▸ Work instructions
Among the entries below, find the lines with "JSON" and copy them.

----

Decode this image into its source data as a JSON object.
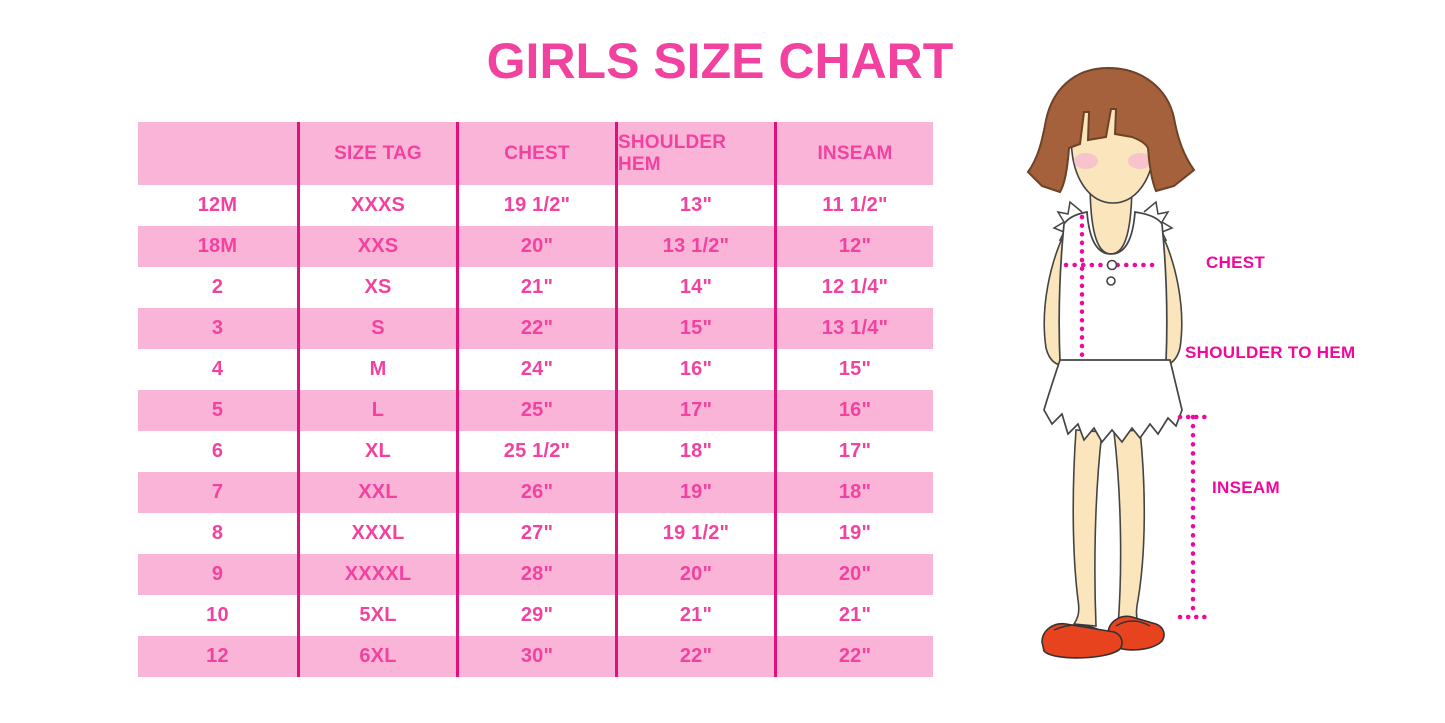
{
  "chart_data": {
    "type": "table",
    "title": "GIRLS SIZE CHART",
    "columns": [
      "",
      "SIZE TAG",
      "CHEST",
      "SHOULDER HEM",
      "INSEAM"
    ],
    "rows": [
      [
        "12M",
        "XXXS",
        "19 1/2\"",
        "13\"",
        "11 1/2\""
      ],
      [
        "18M",
        "XXS",
        "20\"",
        "13 1/2\"",
        "12\""
      ],
      [
        "2",
        "XS",
        "21\"",
        "14\"",
        "12 1/4\""
      ],
      [
        "3",
        "S",
        "22\"",
        "15\"",
        "13 1/4\""
      ],
      [
        "4",
        "M",
        "24\"",
        "16\"",
        "15\""
      ],
      [
        "5",
        "L",
        "25\"",
        "17\"",
        "16\""
      ],
      [
        "6",
        "XL",
        "25 1/2\"",
        "18\"",
        "17\""
      ],
      [
        "7",
        "XXL",
        "26\"",
        "19\"",
        "18\""
      ],
      [
        "8",
        "XXXL",
        "27\"",
        "19 1/2\"",
        "19\""
      ],
      [
        "9",
        "XXXXL",
        "28\"",
        "20\"",
        "20\""
      ],
      [
        "10",
        "5XL",
        "29\"",
        "21\"",
        "21\""
      ],
      [
        "12",
        "6XL",
        "30\"",
        "22\"",
        "22\""
      ]
    ],
    "layout": {
      "striped": true,
      "stripe_start": "header-pink-then-white",
      "grid": "vertical-dividers-only"
    }
  },
  "diagram": {
    "labels": {
      "chest": "CHEST",
      "shoulder_to_hem": "SHOULDER TO HEM",
      "inseam": "INSEAM"
    }
  },
  "colors": {
    "accent_pink_text": "#F2429F",
    "row_pink": "#FAB4D8",
    "divider_pink": "#E0117C",
    "measure_pink": "#F0079B",
    "hair_brown": "#A4613B",
    "skin": "#FBE5BC",
    "blush": "#F5BECD",
    "shoe_red": "#E8431F"
  }
}
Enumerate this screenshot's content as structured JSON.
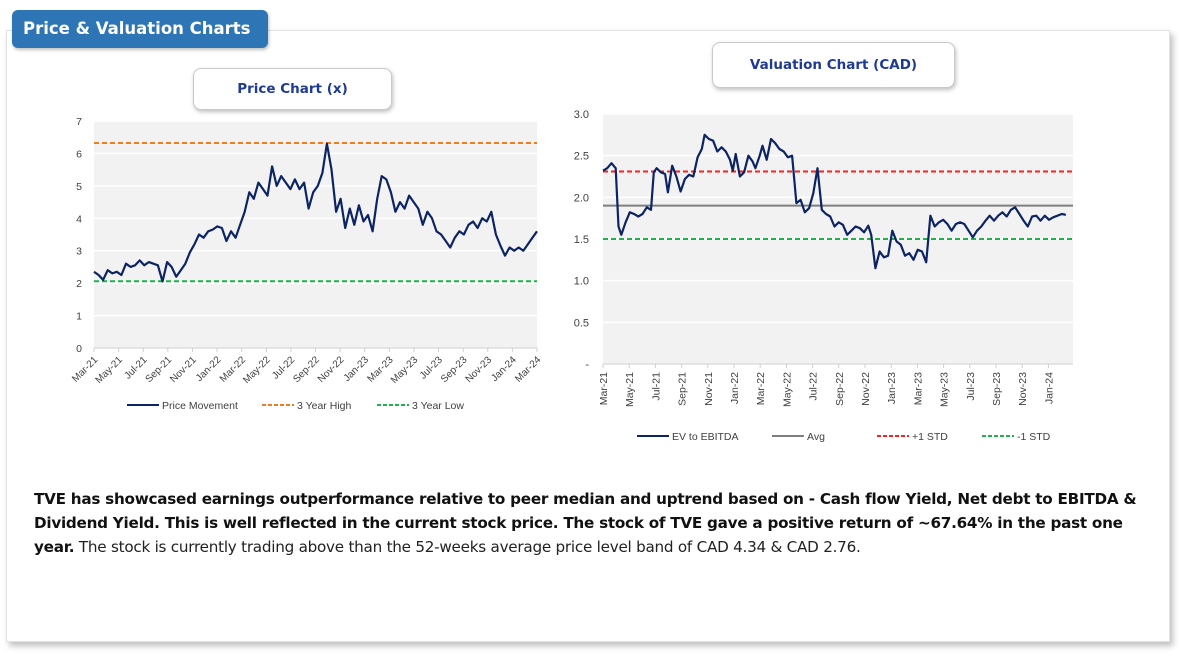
{
  "header": {
    "title": "Price & Valuation Charts"
  },
  "chart_data": [
    {
      "id": "price",
      "type": "line",
      "title": "Price Chart (x)",
      "xlabel": "",
      "ylabel": "",
      "ylim": [
        0,
        7
      ],
      "yticks": [
        "0",
        "1",
        "2",
        "3",
        "4",
        "5",
        "6",
        "7"
      ],
      "xticks": [
        "Mar-21",
        "May-21",
        "Jul-21",
        "Sep-21",
        "Nov-21",
        "Jan-22",
        "Mar-22",
        "May-22",
        "Jul-22",
        "Sep-22",
        "Nov-22",
        "Jan-23",
        "Mar-23",
        "May-23",
        "Jul-23",
        "Sep-23",
        "Nov-23",
        "Jan-24",
        "Mar-24"
      ],
      "x_months_from_start": [
        0,
        37
      ],
      "grid": true,
      "legend_position": "bottom",
      "series": [
        {
          "name": "Price Movement",
          "color": "#0d2463",
          "style": "solid",
          "points": [
            [
              0,
              2.35
            ],
            [
              0.4,
              2.25
            ],
            [
              0.8,
              2.1
            ],
            [
              1.2,
              2.4
            ],
            [
              1.6,
              2.3
            ],
            [
              2,
              2.35
            ],
            [
              2.4,
              2.25
            ],
            [
              2.8,
              2.6
            ],
            [
              3.2,
              2.5
            ],
            [
              3.6,
              2.55
            ],
            [
              4,
              2.7
            ],
            [
              4.4,
              2.55
            ],
            [
              4.8,
              2.65
            ],
            [
              5.2,
              2.6
            ],
            [
              5.6,
              2.55
            ],
            [
              6,
              2.05
            ],
            [
              6.4,
              2.65
            ],
            [
              6.8,
              2.5
            ],
            [
              7.2,
              2.2
            ],
            [
              7.6,
              2.4
            ],
            [
              8,
              2.6
            ],
            [
              8.4,
              2.95
            ],
            [
              8.8,
              3.2
            ],
            [
              9.2,
              3.5
            ],
            [
              9.6,
              3.4
            ],
            [
              10,
              3.6
            ],
            [
              10.4,
              3.65
            ],
            [
              10.8,
              3.75
            ],
            [
              11.2,
              3.7
            ],
            [
              11.6,
              3.3
            ],
            [
              12,
              3.6
            ],
            [
              12.4,
              3.4
            ],
            [
              12.8,
              3.8
            ],
            [
              13.2,
              4.2
            ],
            [
              13.6,
              4.8
            ],
            [
              14,
              4.6
            ],
            [
              14.4,
              5.1
            ],
            [
              14.8,
              4.9
            ],
            [
              15.2,
              4.7
            ],
            [
              15.6,
              5.6
            ],
            [
              16,
              5.0
            ],
            [
              16.4,
              5.3
            ],
            [
              16.8,
              5.1
            ],
            [
              17.2,
              4.9
            ],
            [
              17.6,
              5.2
            ],
            [
              18,
              4.9
            ],
            [
              18.4,
              5.1
            ],
            [
              18.8,
              4.3
            ],
            [
              19.2,
              4.8
            ],
            [
              19.6,
              5.0
            ],
            [
              20,
              5.4
            ],
            [
              20.4,
              6.3
            ],
            [
              20.8,
              5.5
            ],
            [
              21.2,
              4.2
            ],
            [
              21.6,
              4.6
            ],
            [
              22,
              3.7
            ],
            [
              22.4,
              4.3
            ],
            [
              22.8,
              3.8
            ],
            [
              23.2,
              4.4
            ],
            [
              23.6,
              3.9
            ],
            [
              24,
              4.1
            ],
            [
              24.4,
              3.6
            ],
            [
              24.8,
              4.6
            ],
            [
              25.2,
              5.3
            ],
            [
              25.6,
              5.2
            ],
            [
              26,
              4.8
            ],
            [
              26.4,
              4.2
            ],
            [
              26.8,
              4.5
            ],
            [
              27.2,
              4.3
            ],
            [
              27.6,
              4.7
            ],
            [
              28,
              4.5
            ],
            [
              28.4,
              4.3
            ],
            [
              28.8,
              3.8
            ],
            [
              29.2,
              4.2
            ],
            [
              29.6,
              4.0
            ],
            [
              30,
              3.6
            ],
            [
              30.4,
              3.5
            ],
            [
              30.8,
              3.3
            ],
            [
              31.2,
              3.1
            ],
            [
              31.6,
              3.4
            ],
            [
              32,
              3.6
            ],
            [
              32.4,
              3.5
            ],
            [
              32.8,
              3.8
            ],
            [
              33.2,
              3.9
            ],
            [
              33.6,
              3.7
            ],
            [
              34,
              4.0
            ],
            [
              34.4,
              3.9
            ],
            [
              34.8,
              4.2
            ],
            [
              35.2,
              3.5
            ],
            [
              35.6,
              3.15
            ],
            [
              36,
              2.85
            ],
            [
              36.4,
              3.1
            ],
            [
              36.8,
              3.0
            ],
            [
              37.2,
              3.1
            ],
            [
              37.6,
              3.0
            ],
            [
              38,
              3.2
            ],
            [
              38.4,
              3.4
            ],
            [
              38.8,
              3.6
            ]
          ]
        },
        {
          "name": "3 Year High",
          "color": "#f07b22",
          "style": "dashed",
          "value": 6.32
        },
        {
          "name": "3 Year Low",
          "color": "#1fb24a",
          "style": "dashed",
          "value": 2.06
        }
      ]
    },
    {
      "id": "valuation",
      "type": "line",
      "title": "Valuation Chart (CAD)",
      "xlabel": "",
      "ylabel": "",
      "ylim": [
        0,
        3.0
      ],
      "yticks": [
        "-",
        "0.5",
        "1.0",
        "1.5",
        "2.0",
        "2.5",
        "3.0"
      ],
      "xticks": [
        "Mar-21",
        "May-21",
        "Jul-21",
        "Sep-21",
        "Nov-21",
        "Jan-22",
        "Mar-22",
        "May-22",
        "Jul-22",
        "Sep-22",
        "Nov-22",
        "Jan-23",
        "Mar-23",
        "May-23",
        "Jul-23",
        "Sep-23",
        "Nov-23",
        "Jan-24"
      ],
      "grid": true,
      "legend_position": "bottom",
      "series": [
        {
          "name": "EV to EBITDA",
          "color": "#0d2463",
          "style": "solid",
          "points": [
            [
              0,
              2.32
            ],
            [
              0.3,
              2.35
            ],
            [
              0.6,
              2.41
            ],
            [
              0.9,
              2.35
            ],
            [
              1.1,
              1.65
            ],
            [
              1.3,
              1.55
            ],
            [
              1.6,
              1.7
            ],
            [
              1.9,
              1.82
            ],
            [
              2.2,
              1.8
            ],
            [
              2.5,
              1.77
            ],
            [
              2.8,
              1.8
            ],
            [
              3.1,
              1.88
            ],
            [
              3.4,
              1.85
            ],
            [
              3.6,
              2.3
            ],
            [
              3.8,
              2.35
            ],
            [
              4.1,
              2.3
            ],
            [
              4.4,
              2.28
            ],
            [
              4.6,
              2.06
            ],
            [
              4.9,
              2.38
            ],
            [
              5.2,
              2.25
            ],
            [
              5.5,
              2.07
            ],
            [
              5.8,
              2.22
            ],
            [
              6.1,
              2.27
            ],
            [
              6.4,
              2.25
            ],
            [
              6.7,
              2.48
            ],
            [
              7.0,
              2.58
            ],
            [
              7.2,
              2.75
            ],
            [
              7.5,
              2.7
            ],
            [
              7.8,
              2.68
            ],
            [
              8.1,
              2.55
            ],
            [
              8.4,
              2.6
            ],
            [
              8.7,
              2.55
            ],
            [
              9.0,
              2.45
            ],
            [
              9.2,
              2.32
            ],
            [
              9.4,
              2.52
            ],
            [
              9.7,
              2.25
            ],
            [
              10.0,
              2.3
            ],
            [
              10.3,
              2.5
            ],
            [
              10.6,
              2.43
            ],
            [
              10.8,
              2.35
            ],
            [
              11.1,
              2.5
            ],
            [
              11.3,
              2.62
            ],
            [
              11.6,
              2.45
            ],
            [
              11.9,
              2.7
            ],
            [
              12.2,
              2.65
            ],
            [
              12.5,
              2.58
            ],
            [
              12.8,
              2.55
            ],
            [
              13.1,
              2.48
            ],
            [
              13.4,
              2.5
            ],
            [
              13.7,
              1.93
            ],
            [
              14.0,
              1.97
            ],
            [
              14.3,
              1.82
            ],
            [
              14.6,
              1.87
            ],
            [
              14.9,
              2.05
            ],
            [
              15.2,
              2.35
            ],
            [
              15.5,
              1.85
            ],
            [
              15.8,
              1.8
            ],
            [
              16.1,
              1.77
            ],
            [
              16.4,
              1.65
            ],
            [
              16.7,
              1.7
            ],
            [
              17.0,
              1.67
            ],
            [
              17.3,
              1.55
            ],
            [
              17.6,
              1.6
            ],
            [
              17.9,
              1.65
            ],
            [
              18.2,
              1.63
            ],
            [
              18.5,
              1.58
            ],
            [
              18.8,
              1.66
            ],
            [
              19.0,
              1.55
            ],
            [
              19.3,
              1.15
            ],
            [
              19.6,
              1.35
            ],
            [
              19.9,
              1.28
            ],
            [
              20.2,
              1.3
            ],
            [
              20.5,
              1.6
            ],
            [
              20.8,
              1.47
            ],
            [
              21.1,
              1.43
            ],
            [
              21.4,
              1.3
            ],
            [
              21.7,
              1.33
            ],
            [
              22.0,
              1.25
            ],
            [
              22.3,
              1.37
            ],
            [
              22.6,
              1.35
            ],
            [
              22.9,
              1.22
            ],
            [
              23.2,
              1.78
            ],
            [
              23.5,
              1.65
            ],
            [
              23.8,
              1.7
            ],
            [
              24.1,
              1.73
            ],
            [
              24.4,
              1.68
            ],
            [
              24.7,
              1.6
            ],
            [
              25.0,
              1.68
            ],
            [
              25.3,
              1.7
            ],
            [
              25.6,
              1.68
            ],
            [
              25.9,
              1.6
            ],
            [
              26.2,
              1.52
            ],
            [
              26.5,
              1.6
            ],
            [
              26.8,
              1.65
            ],
            [
              27.1,
              1.72
            ],
            [
              27.4,
              1.78
            ],
            [
              27.7,
              1.72
            ],
            [
              28.0,
              1.78
            ],
            [
              28.3,
              1.82
            ],
            [
              28.6,
              1.77
            ],
            [
              28.9,
              1.85
            ],
            [
              29.2,
              1.88
            ],
            [
              29.5,
              1.8
            ],
            [
              29.8,
              1.72
            ],
            [
              30.1,
              1.65
            ],
            [
              30.4,
              1.77
            ],
            [
              30.7,
              1.78
            ],
            [
              31.0,
              1.72
            ],
            [
              31.3,
              1.78
            ],
            [
              31.6,
              1.73
            ],
            [
              31.9,
              1.76
            ],
            [
              32.2,
              1.78
            ],
            [
              32.5,
              1.8
            ],
            [
              32.8,
              1.79
            ]
          ]
        },
        {
          "name": "Avg",
          "color": "#7f7f7f",
          "style": "solid",
          "value": 1.9
        },
        {
          "name": "+1 STD",
          "color": "#ff1f1f",
          "style": "dashed",
          "value": 2.31
        },
        {
          "name": "-1 STD",
          "color": "#1fb24a",
          "style": "dashed",
          "value": 1.5
        }
      ]
    }
  ],
  "summary": {
    "bold_text": "TVE has showcased earnings outperformance relative to peer median and uptrend based on - Cash flow Yield, Net debt to EBITDA & Dividend Yield. This is well reflected in the current stock price. The stock of TVE gave a positive return of ~67.64% in the past one year.",
    "normal_text": " The stock is currently trading  above than the 52-weeks average price level band of CAD 4.34 & CAD 2.76."
  }
}
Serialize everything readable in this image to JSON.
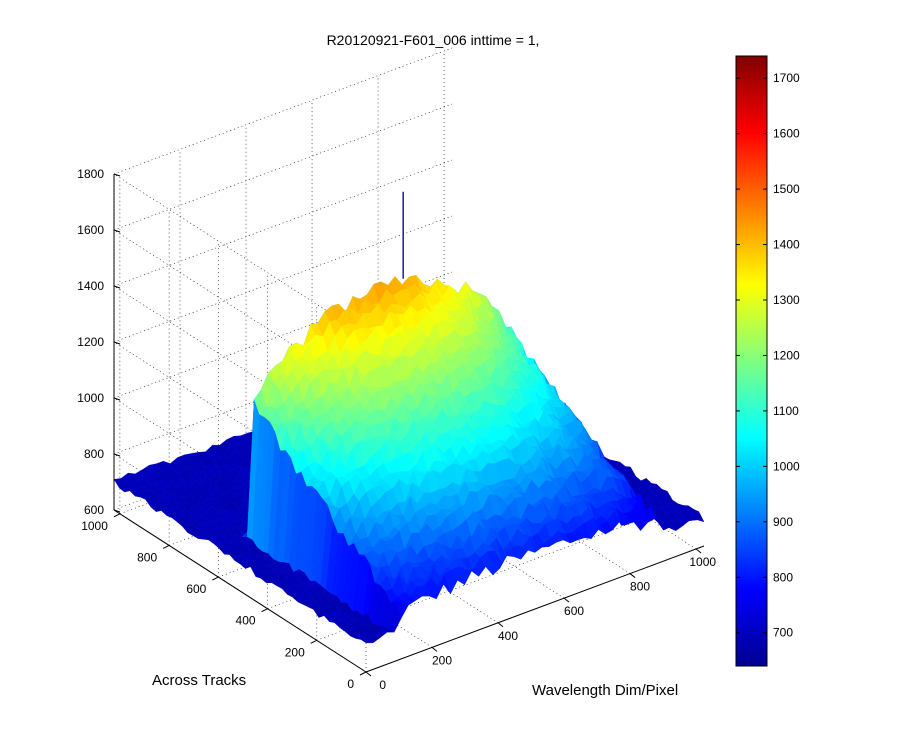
{
  "chart_data": {
    "type": "surface",
    "title": "R20120921-F601_006 inttime = 1,",
    "xlabel": "Wavelength Dim/Pixel",
    "ylabel": "Across Tracks",
    "zlabel": "",
    "x_ticks": [
      "0",
      "200",
      "400",
      "600",
      "800",
      "1000"
    ],
    "y_ticks": [
      "0",
      "200",
      "400",
      "600",
      "800",
      "1000"
    ],
    "z_ticks": [
      "600",
      "800",
      "1000",
      "1200",
      "1400",
      "1600",
      "1800"
    ],
    "xlim": [
      0,
      1024
    ],
    "ylim": [
      0,
      1024
    ],
    "zlim": [
      600,
      1800
    ],
    "grid": true,
    "colormap": "jet",
    "colorbar_ticks": [
      "700",
      "800",
      "900",
      "1000",
      "1100",
      "1200",
      "1300",
      "1400",
      "1500",
      "1600",
      "1700"
    ],
    "colorbar_range": [
      640,
      1740
    ],
    "surface": {
      "background_level": 700,
      "hump": {
        "across_track_range": [
          0,
          600
        ],
        "wavelength_range": [
          100,
          900
        ],
        "edge_level": 800,
        "peak_level": 1420,
        "peak_wavelength": 480
      },
      "spike": {
        "wavelength": 560,
        "across_track": 600,
        "value": 1730
      }
    }
  }
}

----

▸ Output
Decode this image into its source data as a JSON object.
Enumerate this screenshot's content as structured JSON.
Serialize everything readable in this image to JSON.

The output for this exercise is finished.